--- Start ---

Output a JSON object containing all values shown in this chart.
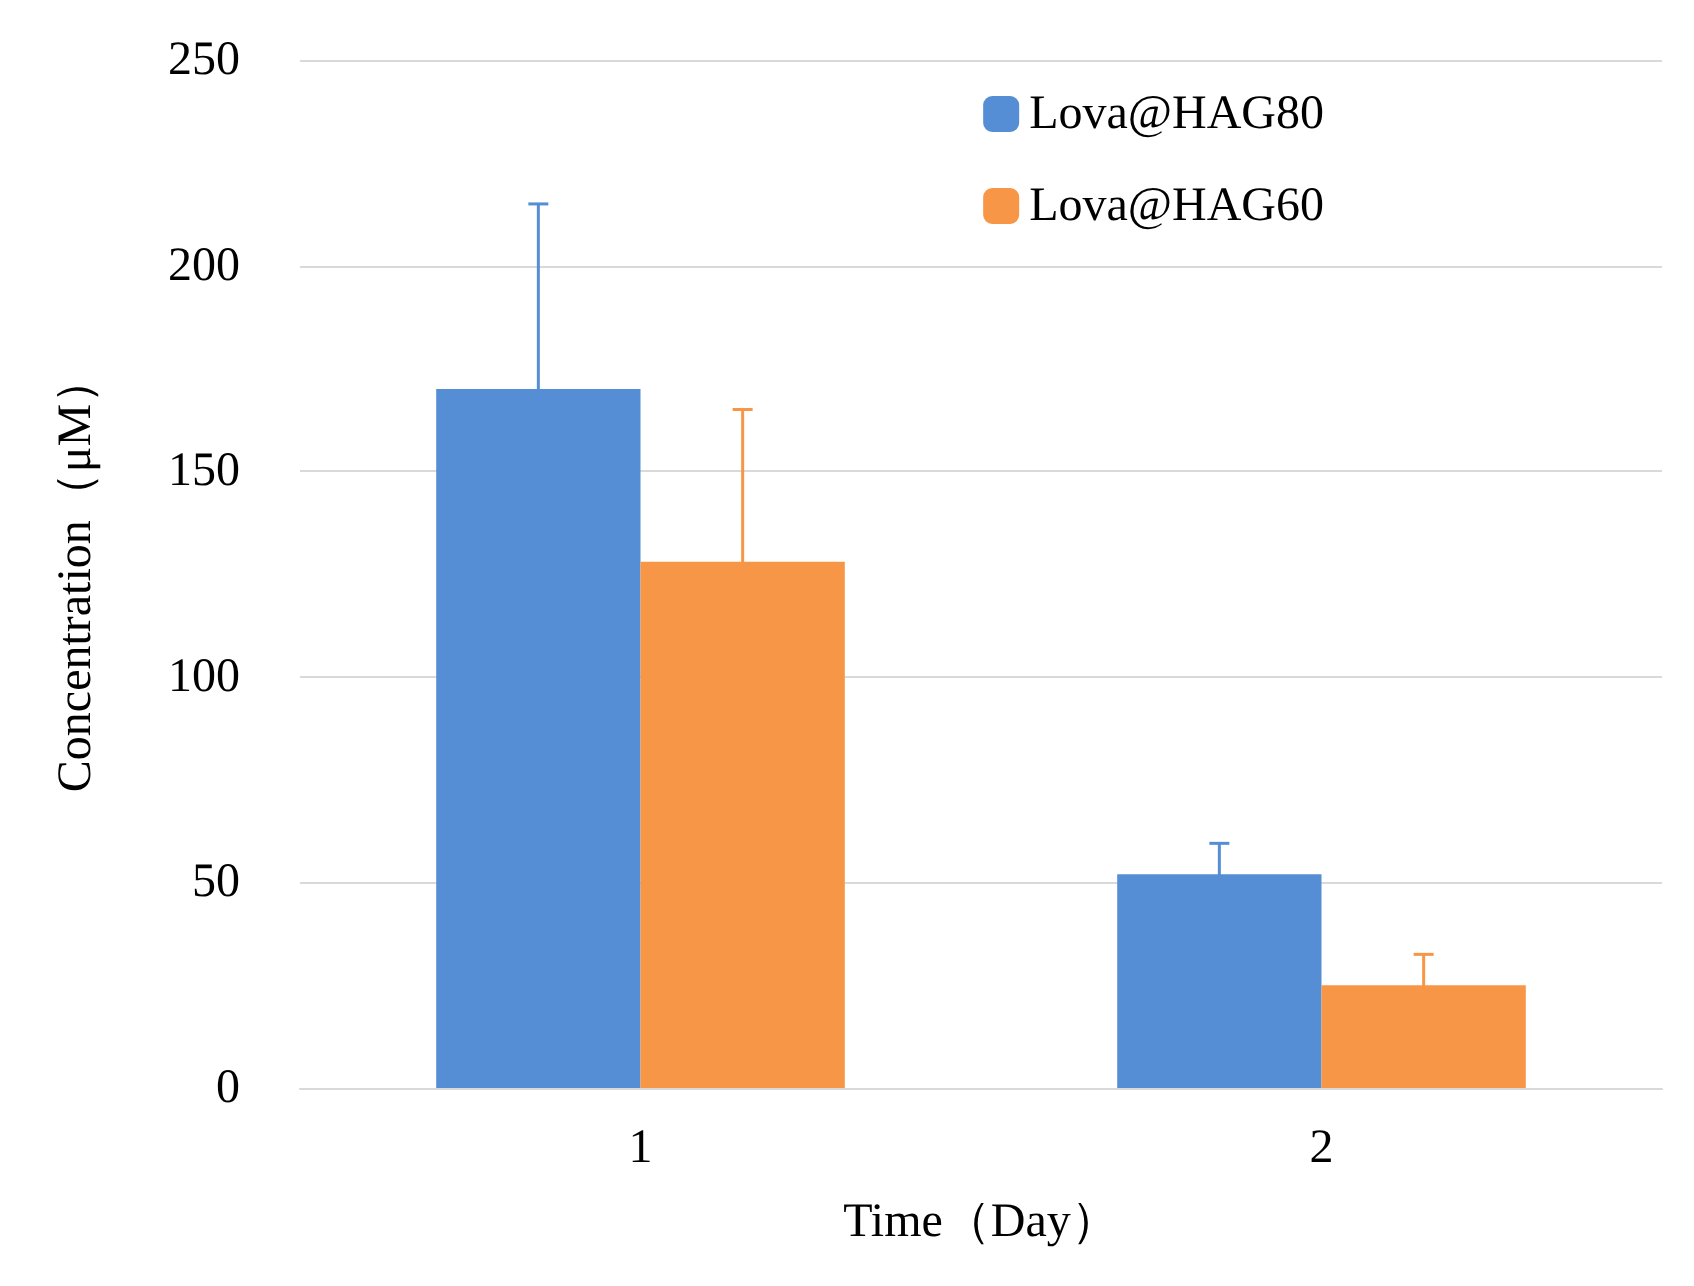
{
  "chart_data": {
    "type": "bar",
    "xlabel": "Time（Day）",
    "ylabel": "Concentration（μM）",
    "categories": [
      "1",
      "2"
    ],
    "series": [
      {
        "name": "Lova@HAG80",
        "color": "#558ed5",
        "values": [
          170,
          52
        ],
        "errors": [
          45,
          7.5
        ]
      },
      {
        "name": "Lova@HAG60",
        "color": "#f79646",
        "values": [
          128,
          25
        ],
        "errors": [
          37,
          7.5
        ]
      }
    ],
    "ylim": [
      0,
      250
    ],
    "yticks": [
      0,
      50,
      100,
      150,
      200,
      250
    ],
    "grid": "y",
    "legend": "top right"
  }
}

--- End ---

• Aim
Reproduce the data above in full, exactly as it is, with the pictures left out.

• Final result
Output a JSON object containing all values shown in this chart.
{
  "chart_data": {
    "type": "bar",
    "xlabel": "Time（Day）",
    "ylabel": "Concentration（μM）",
    "categories": [
      "1",
      "2"
    ],
    "series": [
      {
        "name": "Lova@HAG80",
        "color": "#558ed5",
        "values": [
          170,
          52
        ],
        "errors": [
          45,
          7.5
        ]
      },
      {
        "name": "Lova@HAG60",
        "color": "#f79646",
        "values": [
          128,
          25
        ],
        "errors": [
          37,
          7.5
        ]
      }
    ],
    "ylim": [
      0,
      250
    ],
    "yticks": [
      0,
      50,
      100,
      150,
      200,
      250
    ],
    "grid": "y",
    "legend": "top right"
  }
}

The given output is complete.